Stored entries:
#####
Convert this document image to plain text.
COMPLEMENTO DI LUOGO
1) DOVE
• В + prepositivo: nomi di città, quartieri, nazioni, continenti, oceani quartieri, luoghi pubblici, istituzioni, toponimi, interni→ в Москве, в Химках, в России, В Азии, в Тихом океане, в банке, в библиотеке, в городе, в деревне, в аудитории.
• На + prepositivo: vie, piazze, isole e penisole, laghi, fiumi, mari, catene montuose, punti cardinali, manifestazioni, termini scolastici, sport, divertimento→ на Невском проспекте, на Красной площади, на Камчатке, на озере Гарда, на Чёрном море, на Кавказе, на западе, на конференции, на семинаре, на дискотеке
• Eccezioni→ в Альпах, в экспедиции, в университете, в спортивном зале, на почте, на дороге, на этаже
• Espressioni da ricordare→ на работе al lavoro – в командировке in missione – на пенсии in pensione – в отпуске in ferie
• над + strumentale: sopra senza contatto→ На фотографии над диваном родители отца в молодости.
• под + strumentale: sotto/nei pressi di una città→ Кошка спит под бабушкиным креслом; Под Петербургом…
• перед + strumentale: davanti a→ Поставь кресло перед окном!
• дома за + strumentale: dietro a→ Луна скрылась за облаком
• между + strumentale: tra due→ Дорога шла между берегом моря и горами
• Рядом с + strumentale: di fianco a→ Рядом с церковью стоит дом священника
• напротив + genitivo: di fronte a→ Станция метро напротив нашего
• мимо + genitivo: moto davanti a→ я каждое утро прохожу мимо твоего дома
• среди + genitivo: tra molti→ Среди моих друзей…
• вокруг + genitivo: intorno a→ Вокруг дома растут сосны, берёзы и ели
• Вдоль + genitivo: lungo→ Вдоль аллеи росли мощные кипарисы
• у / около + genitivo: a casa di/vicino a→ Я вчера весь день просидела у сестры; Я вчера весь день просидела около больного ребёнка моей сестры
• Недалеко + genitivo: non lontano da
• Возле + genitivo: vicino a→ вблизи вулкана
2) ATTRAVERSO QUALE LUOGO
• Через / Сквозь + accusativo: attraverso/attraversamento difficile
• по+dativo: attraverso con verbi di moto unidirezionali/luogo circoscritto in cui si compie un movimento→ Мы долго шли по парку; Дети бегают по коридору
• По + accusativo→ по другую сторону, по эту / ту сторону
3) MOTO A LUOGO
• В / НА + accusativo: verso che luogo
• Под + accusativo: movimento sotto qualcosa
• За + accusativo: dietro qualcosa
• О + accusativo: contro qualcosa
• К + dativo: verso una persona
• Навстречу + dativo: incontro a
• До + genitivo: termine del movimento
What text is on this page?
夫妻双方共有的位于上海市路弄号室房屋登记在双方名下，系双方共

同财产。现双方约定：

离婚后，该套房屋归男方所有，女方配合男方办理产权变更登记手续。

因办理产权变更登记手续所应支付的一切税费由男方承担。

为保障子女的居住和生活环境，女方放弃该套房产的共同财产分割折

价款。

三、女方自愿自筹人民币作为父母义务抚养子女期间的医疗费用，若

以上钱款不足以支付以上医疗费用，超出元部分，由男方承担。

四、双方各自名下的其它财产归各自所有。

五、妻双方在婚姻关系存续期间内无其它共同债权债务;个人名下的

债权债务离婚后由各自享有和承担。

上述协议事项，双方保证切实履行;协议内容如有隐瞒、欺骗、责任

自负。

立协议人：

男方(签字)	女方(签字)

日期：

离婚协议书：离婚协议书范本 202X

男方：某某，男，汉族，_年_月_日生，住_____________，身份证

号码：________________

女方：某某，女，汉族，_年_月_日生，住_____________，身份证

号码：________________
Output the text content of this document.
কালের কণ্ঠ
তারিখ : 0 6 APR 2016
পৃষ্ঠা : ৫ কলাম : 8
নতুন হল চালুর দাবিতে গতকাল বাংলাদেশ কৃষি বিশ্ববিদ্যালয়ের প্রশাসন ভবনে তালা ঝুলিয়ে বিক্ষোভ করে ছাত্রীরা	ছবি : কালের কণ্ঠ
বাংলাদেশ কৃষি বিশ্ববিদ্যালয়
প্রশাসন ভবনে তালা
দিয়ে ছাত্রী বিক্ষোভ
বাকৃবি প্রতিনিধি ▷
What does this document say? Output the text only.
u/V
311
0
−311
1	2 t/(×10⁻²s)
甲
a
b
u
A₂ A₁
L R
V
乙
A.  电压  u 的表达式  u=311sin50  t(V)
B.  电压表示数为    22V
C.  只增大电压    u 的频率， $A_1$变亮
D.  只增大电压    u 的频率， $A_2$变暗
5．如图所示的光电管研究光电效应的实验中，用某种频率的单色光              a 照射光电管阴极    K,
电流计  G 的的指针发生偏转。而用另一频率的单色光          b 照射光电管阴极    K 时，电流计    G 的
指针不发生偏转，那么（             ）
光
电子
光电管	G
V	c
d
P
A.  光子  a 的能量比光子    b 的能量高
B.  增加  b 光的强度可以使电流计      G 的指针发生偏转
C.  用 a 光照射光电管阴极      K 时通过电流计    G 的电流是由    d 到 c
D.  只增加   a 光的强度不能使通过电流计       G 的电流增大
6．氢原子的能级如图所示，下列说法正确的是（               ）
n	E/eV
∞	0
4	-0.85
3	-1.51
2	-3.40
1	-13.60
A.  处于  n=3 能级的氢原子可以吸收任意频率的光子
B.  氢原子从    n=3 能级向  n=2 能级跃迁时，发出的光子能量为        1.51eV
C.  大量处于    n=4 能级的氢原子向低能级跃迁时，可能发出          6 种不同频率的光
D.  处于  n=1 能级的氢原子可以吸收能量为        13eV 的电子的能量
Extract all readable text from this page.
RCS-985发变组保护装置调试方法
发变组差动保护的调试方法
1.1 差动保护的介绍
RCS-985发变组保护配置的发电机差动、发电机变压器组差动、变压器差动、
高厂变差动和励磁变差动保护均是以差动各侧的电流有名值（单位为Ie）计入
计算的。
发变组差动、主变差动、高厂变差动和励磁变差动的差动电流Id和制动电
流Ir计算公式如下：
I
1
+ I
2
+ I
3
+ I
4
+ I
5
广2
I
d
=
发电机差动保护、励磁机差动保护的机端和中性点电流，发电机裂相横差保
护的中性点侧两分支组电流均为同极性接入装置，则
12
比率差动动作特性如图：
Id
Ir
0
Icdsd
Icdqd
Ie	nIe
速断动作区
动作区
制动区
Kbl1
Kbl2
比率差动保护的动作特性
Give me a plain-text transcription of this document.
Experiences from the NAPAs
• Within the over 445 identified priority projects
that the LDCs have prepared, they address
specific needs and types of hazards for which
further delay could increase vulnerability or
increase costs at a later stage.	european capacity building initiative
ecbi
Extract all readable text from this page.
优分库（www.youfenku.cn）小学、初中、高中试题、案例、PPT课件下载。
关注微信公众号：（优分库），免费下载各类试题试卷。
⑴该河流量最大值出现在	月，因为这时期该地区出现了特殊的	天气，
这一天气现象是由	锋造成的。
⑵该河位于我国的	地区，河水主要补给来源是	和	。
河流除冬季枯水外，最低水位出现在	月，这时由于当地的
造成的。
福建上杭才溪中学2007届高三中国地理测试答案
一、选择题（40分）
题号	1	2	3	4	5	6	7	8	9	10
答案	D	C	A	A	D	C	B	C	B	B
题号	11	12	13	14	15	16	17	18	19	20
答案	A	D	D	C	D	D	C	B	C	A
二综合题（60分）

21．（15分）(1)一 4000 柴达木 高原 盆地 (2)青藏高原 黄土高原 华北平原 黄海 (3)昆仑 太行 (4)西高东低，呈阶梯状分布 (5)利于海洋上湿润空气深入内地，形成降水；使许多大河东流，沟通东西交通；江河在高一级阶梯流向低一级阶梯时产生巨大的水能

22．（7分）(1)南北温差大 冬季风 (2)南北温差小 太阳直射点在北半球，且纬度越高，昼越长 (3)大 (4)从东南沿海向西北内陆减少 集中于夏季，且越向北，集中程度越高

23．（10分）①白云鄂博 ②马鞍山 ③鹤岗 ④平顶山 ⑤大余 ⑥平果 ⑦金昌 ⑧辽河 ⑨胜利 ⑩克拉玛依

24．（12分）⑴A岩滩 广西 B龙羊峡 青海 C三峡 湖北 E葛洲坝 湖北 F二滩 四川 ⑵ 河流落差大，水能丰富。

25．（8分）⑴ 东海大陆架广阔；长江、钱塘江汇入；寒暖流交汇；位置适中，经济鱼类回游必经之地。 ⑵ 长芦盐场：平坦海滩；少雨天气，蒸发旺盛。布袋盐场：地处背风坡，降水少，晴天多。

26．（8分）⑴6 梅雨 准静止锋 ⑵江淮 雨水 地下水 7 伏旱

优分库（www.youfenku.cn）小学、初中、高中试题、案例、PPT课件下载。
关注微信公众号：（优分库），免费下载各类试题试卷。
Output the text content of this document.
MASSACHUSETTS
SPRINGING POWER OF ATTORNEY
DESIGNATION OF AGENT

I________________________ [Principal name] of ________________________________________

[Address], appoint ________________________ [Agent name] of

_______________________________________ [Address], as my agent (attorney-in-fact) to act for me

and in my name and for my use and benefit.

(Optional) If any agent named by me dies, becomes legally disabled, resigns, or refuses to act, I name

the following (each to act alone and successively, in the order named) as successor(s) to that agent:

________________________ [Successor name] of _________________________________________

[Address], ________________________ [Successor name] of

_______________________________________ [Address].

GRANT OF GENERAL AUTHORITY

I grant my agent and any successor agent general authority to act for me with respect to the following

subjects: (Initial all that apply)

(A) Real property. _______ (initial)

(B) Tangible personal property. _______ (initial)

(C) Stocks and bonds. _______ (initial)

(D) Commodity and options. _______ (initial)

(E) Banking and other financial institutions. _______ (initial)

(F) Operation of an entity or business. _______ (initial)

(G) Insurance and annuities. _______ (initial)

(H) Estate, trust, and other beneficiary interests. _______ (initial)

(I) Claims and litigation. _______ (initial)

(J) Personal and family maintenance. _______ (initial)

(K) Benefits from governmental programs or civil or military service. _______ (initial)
#####
Task prompt: Select and copy every line from the records that includes the word "sotto".

Written response:
• под + strumentale: sotto/nei pressi di una città→ Кошка спит под бабушкиным креслом; Под Петербургом…
• Под + accusativo: movimento sotto qualcosa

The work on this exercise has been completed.